How many lines of the entries below include the word "geologic"? Answer with the number alone.

**The data**
┏━━

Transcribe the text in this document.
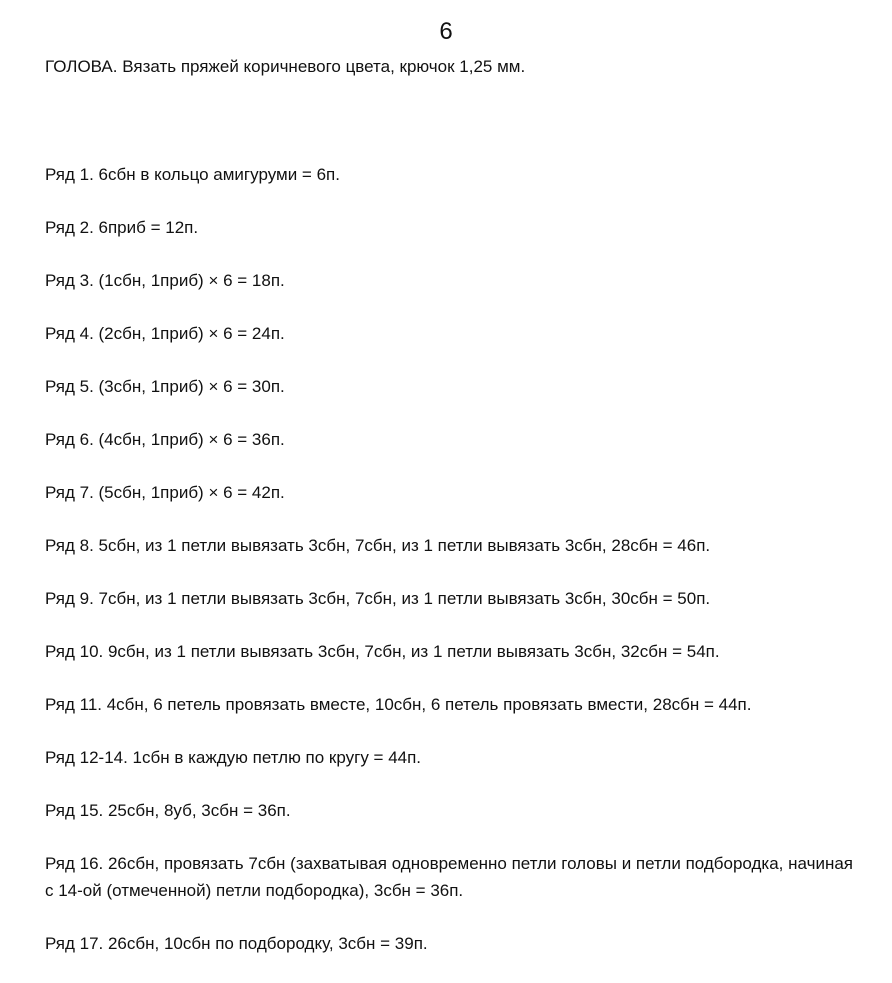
6
ГОЛОВА. Вязать пряжей коричневого цвета, крючок 1,25 мм.

Ряд 1. 6сбн в кольцо амигуруми = 6п.

Ряд 2. 6приб = 12п.

Ряд 3. (1сбн, 1приб) × 6 = 18п.

Ряд 4. (2сбн, 1приб) × 6 = 24п.

Ряд 5. (3сбн, 1приб) × 6 = 30п.

Ряд 6. (4сбн, 1приб) × 6 = 36п.

Ряд 7. (5сбн, 1приб) × 6 = 42п.

Ряд 8. 5сбн, из 1 петли вывязать 3сбн, 7сбн, из 1 петли вывязать 3сбн, 28сбн = 46п.

Ряд 9. 7сбн, из 1 петли вывязать 3сбн, 7сбн, из 1 петли вывязать 3сбн, 30сбн = 50п.

Ряд 10. 9сбн, из 1 петли вывязать 3сбн, 7сбн, из 1 петли вывязать 3сбн, 32сбн = 54п.

Ряд 11. 4сбн, 6 петель провязать вместе, 10сбн, 6 петель провязать вмести, 28сбн = 44п.

Ряд 12-14. 1сбн в каждую петлю по кругу = 44п.

Ряд 15. 25сбн, 8уб, 3сбн = 36п.

Ряд 16. 26сбн, провязать 7сбн (захватывая одновременно петли головы и петли подбородка, начиная с 14-ой (отмеченной) петли подбородка), 3сбн = 36п.

Ряд 17. 26сбн, 10сбн по подбородку, 3сбн = 39п.
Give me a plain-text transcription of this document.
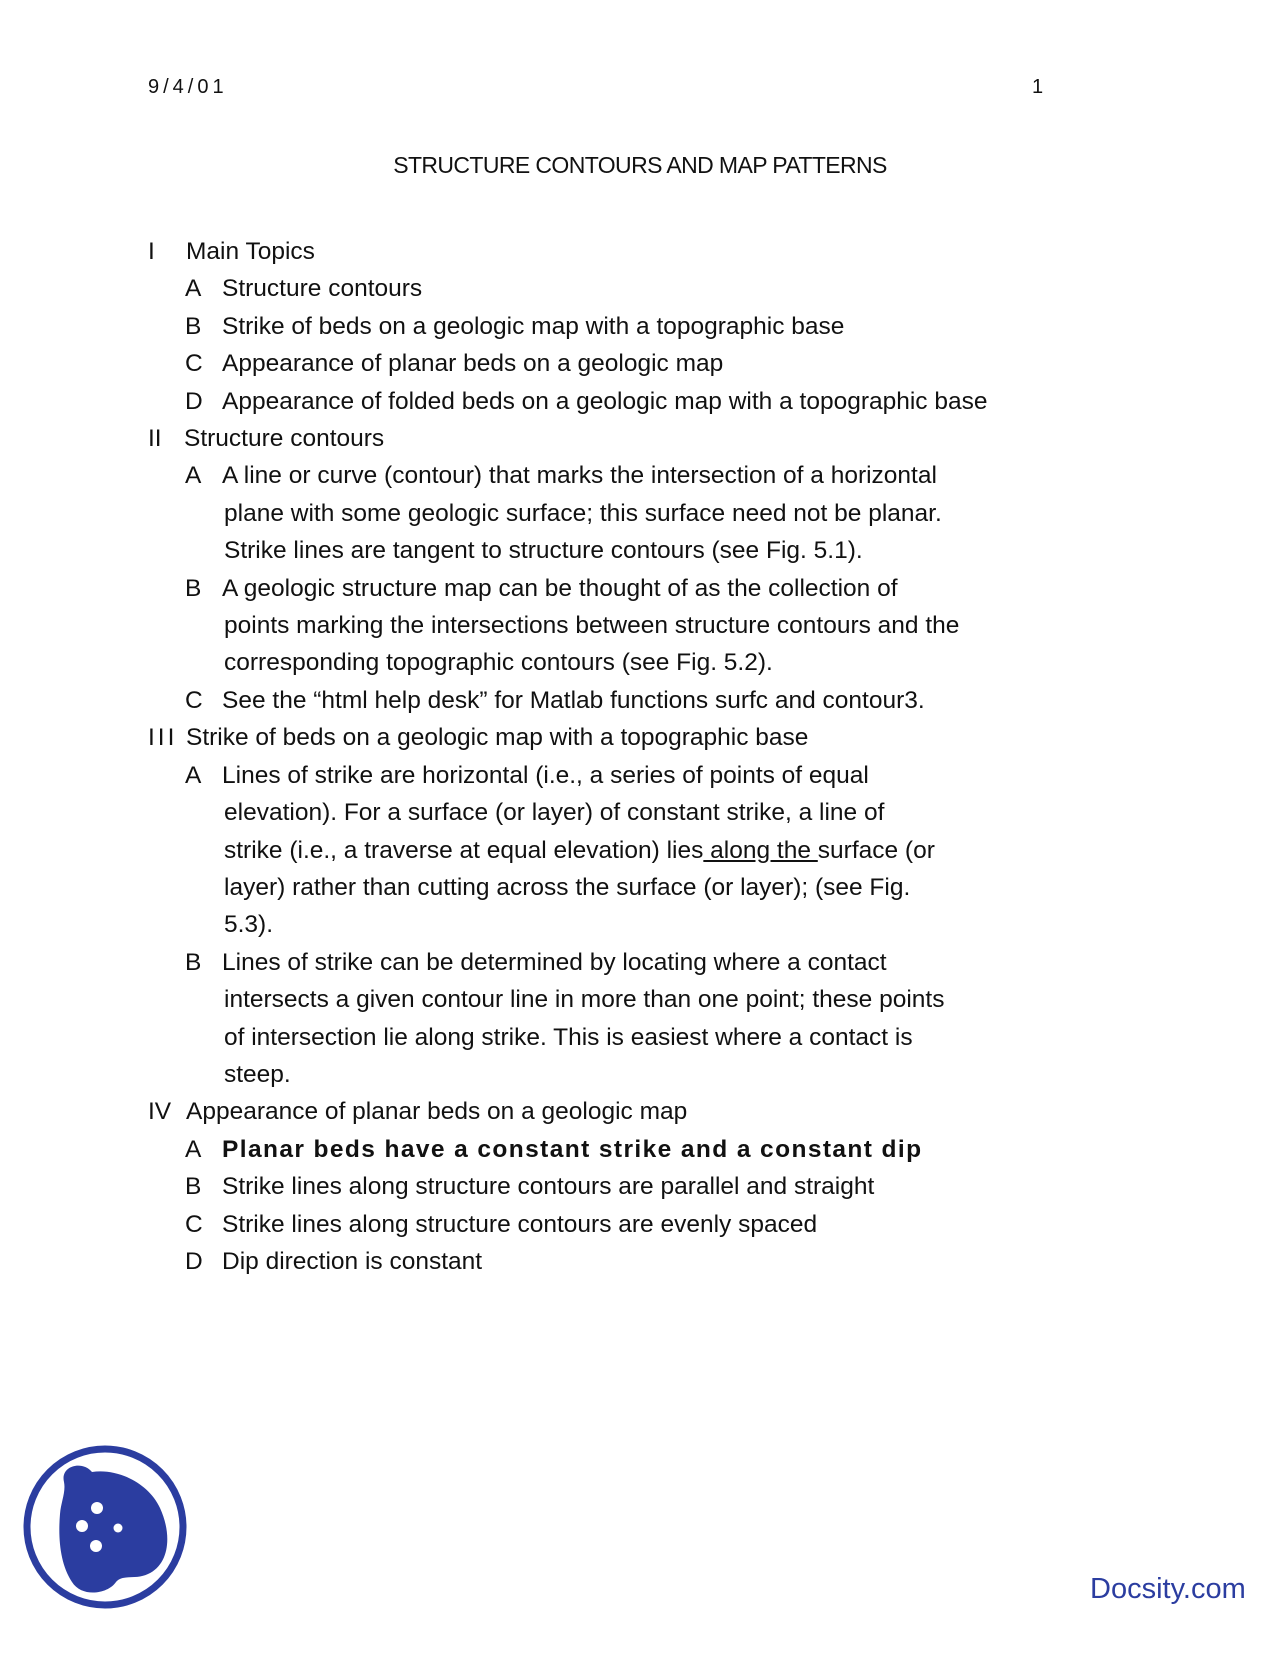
9/4/01	1
STRUCTURE CONTOURS AND MAP PATTERNS
I Main Topics
A Structure contours
B Strike of beds on a geologic map with a topographic base
C Appearance of planar beds on a geologic map
D Appearance of folded beds on a geologic map with a topographic base
II Structure contours
A A line or curve (contour) that marks the intersection of a horizontal
plane with some geologic surface; this surface need not be planar.
Strike lines are tangent to structure contours (see Fig. 5.1).
B A geologic structure map can be thought of as the collection of
points marking the intersections between structure contours and the
corresponding topographic contours (see Fig. 5.2).
C See the “html help desk” for Matlab functions surfc and contour3.
III Strike of beds on a geologic map with a topographic base
A Lines of strike are horizontal (i.e., a series of points of equal
elevation). For a surface (or layer) of constant strike, a line of
strike (i.e., a traverse at equal elevation) lies along the surface (or
layer) rather than cutting across the surface (or layer); (see Fig.
5.3).
B Lines of strike can be determined by locating where a contact
intersects a given contour line in more than one point; these points
of intersection lie along strike. This is easiest where a contact is
steep.
IV Appearance of planar beds on a geologic map
A Planar beds have a constant strike and a constant dip
B Strike lines along structure contours are parallel and straight
C Strike lines along structure contours are evenly spaced
D Dip direction is constant
Docsity.com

┗━━

**Response to the task**
7